>> BEGIN Input rows

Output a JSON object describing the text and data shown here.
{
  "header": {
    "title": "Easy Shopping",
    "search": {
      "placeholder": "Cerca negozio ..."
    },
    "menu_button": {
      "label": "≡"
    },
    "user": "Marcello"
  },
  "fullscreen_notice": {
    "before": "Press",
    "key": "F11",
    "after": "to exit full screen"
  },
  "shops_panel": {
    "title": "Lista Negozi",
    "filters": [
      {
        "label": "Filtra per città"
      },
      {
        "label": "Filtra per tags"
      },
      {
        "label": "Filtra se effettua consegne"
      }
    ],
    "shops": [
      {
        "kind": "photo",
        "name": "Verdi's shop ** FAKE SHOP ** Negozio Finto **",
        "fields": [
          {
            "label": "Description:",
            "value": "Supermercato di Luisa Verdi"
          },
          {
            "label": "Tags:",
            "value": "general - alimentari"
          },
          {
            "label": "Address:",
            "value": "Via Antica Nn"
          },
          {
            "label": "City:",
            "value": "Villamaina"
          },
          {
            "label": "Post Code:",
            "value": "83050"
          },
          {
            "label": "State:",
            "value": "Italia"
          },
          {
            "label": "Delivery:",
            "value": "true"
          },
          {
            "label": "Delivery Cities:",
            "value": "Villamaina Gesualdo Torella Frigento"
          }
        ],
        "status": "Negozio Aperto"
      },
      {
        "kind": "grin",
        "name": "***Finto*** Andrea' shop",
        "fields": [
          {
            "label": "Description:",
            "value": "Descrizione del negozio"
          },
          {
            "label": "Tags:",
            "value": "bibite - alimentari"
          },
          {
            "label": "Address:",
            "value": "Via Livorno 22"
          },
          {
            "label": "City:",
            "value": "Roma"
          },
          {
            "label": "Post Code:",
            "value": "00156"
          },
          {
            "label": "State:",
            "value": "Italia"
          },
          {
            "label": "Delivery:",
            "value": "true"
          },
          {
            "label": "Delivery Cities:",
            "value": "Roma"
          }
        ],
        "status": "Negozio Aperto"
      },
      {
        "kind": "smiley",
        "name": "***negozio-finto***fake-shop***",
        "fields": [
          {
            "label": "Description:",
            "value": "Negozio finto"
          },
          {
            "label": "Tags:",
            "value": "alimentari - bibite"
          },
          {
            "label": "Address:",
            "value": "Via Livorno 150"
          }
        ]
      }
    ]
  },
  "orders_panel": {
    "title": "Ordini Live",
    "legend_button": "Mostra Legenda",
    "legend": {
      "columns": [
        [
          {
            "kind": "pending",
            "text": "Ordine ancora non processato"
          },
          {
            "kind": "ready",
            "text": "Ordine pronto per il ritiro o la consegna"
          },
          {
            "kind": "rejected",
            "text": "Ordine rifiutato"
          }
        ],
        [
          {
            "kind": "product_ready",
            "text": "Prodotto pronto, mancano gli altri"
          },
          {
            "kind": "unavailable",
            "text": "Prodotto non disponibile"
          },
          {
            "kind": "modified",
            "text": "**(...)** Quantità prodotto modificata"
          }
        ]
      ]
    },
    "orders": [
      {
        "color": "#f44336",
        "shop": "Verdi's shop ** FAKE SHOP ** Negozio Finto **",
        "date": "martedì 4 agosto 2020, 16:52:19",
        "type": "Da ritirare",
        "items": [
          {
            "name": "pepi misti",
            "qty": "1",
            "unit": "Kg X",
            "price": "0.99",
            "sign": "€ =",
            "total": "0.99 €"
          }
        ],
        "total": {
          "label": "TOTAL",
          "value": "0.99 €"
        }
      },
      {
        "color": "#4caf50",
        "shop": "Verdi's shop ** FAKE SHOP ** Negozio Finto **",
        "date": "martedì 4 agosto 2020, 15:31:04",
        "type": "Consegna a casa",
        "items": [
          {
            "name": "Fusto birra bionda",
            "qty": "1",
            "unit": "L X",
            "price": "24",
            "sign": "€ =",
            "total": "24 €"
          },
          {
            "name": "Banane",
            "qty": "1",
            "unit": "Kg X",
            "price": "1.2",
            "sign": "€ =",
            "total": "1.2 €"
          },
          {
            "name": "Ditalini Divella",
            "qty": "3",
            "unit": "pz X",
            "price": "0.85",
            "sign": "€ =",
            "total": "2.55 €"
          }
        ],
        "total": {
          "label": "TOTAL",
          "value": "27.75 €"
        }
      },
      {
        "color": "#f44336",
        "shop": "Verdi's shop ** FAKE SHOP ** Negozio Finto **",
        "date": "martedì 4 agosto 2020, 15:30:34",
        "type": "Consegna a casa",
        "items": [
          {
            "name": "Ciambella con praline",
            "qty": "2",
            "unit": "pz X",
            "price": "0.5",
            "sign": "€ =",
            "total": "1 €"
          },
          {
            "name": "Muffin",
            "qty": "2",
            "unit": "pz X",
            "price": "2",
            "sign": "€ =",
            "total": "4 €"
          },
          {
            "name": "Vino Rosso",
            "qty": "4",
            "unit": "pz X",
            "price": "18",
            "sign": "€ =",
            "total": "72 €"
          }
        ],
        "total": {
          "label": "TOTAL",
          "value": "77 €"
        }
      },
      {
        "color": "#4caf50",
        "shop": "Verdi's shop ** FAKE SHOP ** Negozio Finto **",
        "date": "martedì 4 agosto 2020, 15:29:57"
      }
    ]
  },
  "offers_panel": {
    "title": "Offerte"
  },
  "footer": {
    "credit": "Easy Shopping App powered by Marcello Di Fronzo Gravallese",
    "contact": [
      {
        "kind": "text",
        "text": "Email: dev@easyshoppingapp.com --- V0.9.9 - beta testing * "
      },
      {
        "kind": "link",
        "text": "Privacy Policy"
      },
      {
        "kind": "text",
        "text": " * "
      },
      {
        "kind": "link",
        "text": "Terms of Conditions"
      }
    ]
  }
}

>> END Input rows

Every line of the material must be returned exactly as it appears.

Output a JSON object describing the text and data shown here.
{
  "header": {
    "title": "Easy Shopping",
    "search": {
      "placeholder": "Cerca negozio ..."
    },
    "menu_button": {
      "label": "≡"
    },
    "user": "Marcello"
  },
  "fullscreen_notice": {
    "before": "Press",
    "key": "F11",
    "after": "to exit full screen"
  },
  "shops_panel": {
    "title": "Lista Negozi",
    "filters": [
      {
        "label": "Filtra per città"
      },
      {
        "label": "Filtra per tags"
      },
      {
        "label": "Filtra se effettua consegne"
      }
    ],
    "shops": [
      {
        "kind": "photo",
        "name": "Verdi's shop ** FAKE SHOP ** Negozio Finto **",
        "fields": [
          {
            "label": "Description:",
            "value": "Supermercato di Luisa Verdi"
          },
          {
            "label": "Tags:",
            "value": "general - alimentari"
          },
          {
            "label": "Address:",
            "value": "Via Antica Nn"
          },
          {
            "label": "City:",
            "value": "Villamaina"
          },
          {
            "label": "Post Code:",
            "value": "83050"
          },
          {
            "label": "State:",
            "value": "Italia"
          },
          {
            "label": "Delivery:",
            "value": "true"
          },
          {
            "label": "Delivery Cities:",
            "value": "Villamaina Gesualdo Torella Frigento"
          }
        ],
        "status": "Negozio Aperto"
      },
      {
        "kind": "grin",
        "name": "***Finto*** Andrea' shop",
        "fields": [
          {
            "label": "Description:",
            "value": "Descrizione del negozio"
          },
          {
            "label": "Tags:",
            "value": "bibite - alimentari"
          },
          {
            "label": "Address:",
            "value": "Via Livorno 22"
          },
          {
            "label": "City:",
            "value": "Roma"
          },
          {
            "label": "Post Code:",
            "value": "00156"
          },
          {
            "label": "State:",
            "value": "Italia"
          },
          {
            "label": "Delivery:",
            "value": "true"
          },
          {
            "label": "Delivery Cities:",
            "value": "Roma"
          }
        ],
        "status": "Negozio Aperto"
      },
      {
        "kind": "smiley",
        "name": "***negozio-finto***fake-shop***",
        "fields": [
          {
            "label": "Description:",
            "value": "Negozio finto"
          },
          {
            "label": "Tags:",
            "value": "alimentari - bibite"
          },
          {
            "label": "Address:",
            "value": "Via Livorno 150"
          }
        ]
      }
    ]
  },
  "orders_panel": {
    "title": "Ordini Live",
    "legend_button": "Mostra Legenda",
    "legend": {
      "columns": [
        [
          {
            "kind": "pending",
            "text": "Ordine ancora non processato"
          },
          {
            "kind": "ready",
            "text": "Ordine pronto per il ritiro o la consegna"
          },
          {
            "kind": "rejected",
            "text": "Ordine rifiutato"
          }
        ],
        [
          {
            "kind": "product_ready",
            "text": "Prodotto pronto, mancano gli altri"
          },
          {
            "kind": "unavailable",
            "text": "Prodotto non disponibile"
          },
          {
            "kind": "modified",
            "text": "**(...)** Quantità prodotto modificata"
          }
        ]
      ]
    },
    "orders": [
      {
        "color": "#f44336",
        "shop": "Verdi's shop ** FAKE SHOP ** Negozio Finto **",
        "date": "martedì 4 agosto 2020, 16:52:19",
        "type": "Da ritirare",
        "items": [
          {
            "name": "pepi misti",
            "qty": "1",
            "unit": "Kg X",
            "price": "0.99",
            "sign": "€ =",
            "total": "0.99 €"
          }
        ],
        "total": {
          "label": "TOTAL",
          "value": "0.99 €"
        }
      },
      {
        "color": "#4caf50",
        "shop": "Verdi's shop ** FAKE SHOP ** Negozio Finto **",
        "date": "martedì 4 agosto 2020, 15:31:04",
        "type": "Consegna a casa",
        "items": [
          {
            "name": "Fusto birra bionda",
            "qty": "1",
            "unit": "L X",
            "price": "24",
            "sign": "€ =",
            "total": "24 €"
          },
          {
            "name": "Banane",
            "qty": "1",
            "unit": "Kg X",
            "price": "1.2",
            "sign": "€ =",
            "total": "1.2 €"
          },
          {
            "name": "Ditalini Divella",
            "qty": "3",
            "unit": "pz X",
            "price": "0.85",
            "sign": "€ =",
            "total": "2.55 €"
          }
        ],
        "total": {
          "label": "TOTAL",
          "value": "27.75 €"
        }
      },
      {
        "color": "#f44336",
        "shop": "Verdi's shop ** FAKE SHOP ** Negozio Finto **",
        "date": "martedì 4 agosto 2020, 15:30:34",
        "type": "Consegna a casa",
        "items": [
          {
            "name": "Ciambella con praline",
            "qty": "2",
            "unit": "pz X",
            "price": "0.5",
            "sign": "€ =",
            "total": "1 €"
          },
          {
            "name": "Muffin",
            "qty": "2",
            "unit": "pz X",
            "price": "2",
            "sign": "€ =",
            "total": "4 €"
          },
          {
            "name": "Vino Rosso",
            "qty": "4",
            "unit": "pz X",
            "price": "18",
            "sign": "€ =",
            "total": "72 €"
          }
        ],
        "total": {
          "label": "TOTAL",
          "value": "77 €"
        }
      },
      {
        "color": "#4caf50",
        "shop": "Verdi's shop ** FAKE SHOP ** Negozio Finto **",
        "date": "martedì 4 agosto 2020, 15:29:57"
      }
    ]
  },
  "offers_panel": {
    "title": "Offerte"
  },
  "footer": {
    "credit": "Easy Shopping App powered by Marcello Di Fronzo Gravallese",
    "contact": [
      {
        "kind": "text",
        "text": "Email: dev@easyshoppingapp.com --- V0.9.9 - beta testing * "
      },
      {
        "kind": "link",
        "text": "Privacy Policy"
      },
      {
        "kind": "text",
        "text": " * "
      },
      {
        "kind": "link",
        "text": "Terms of Conditions"
      }
    ]
  }
}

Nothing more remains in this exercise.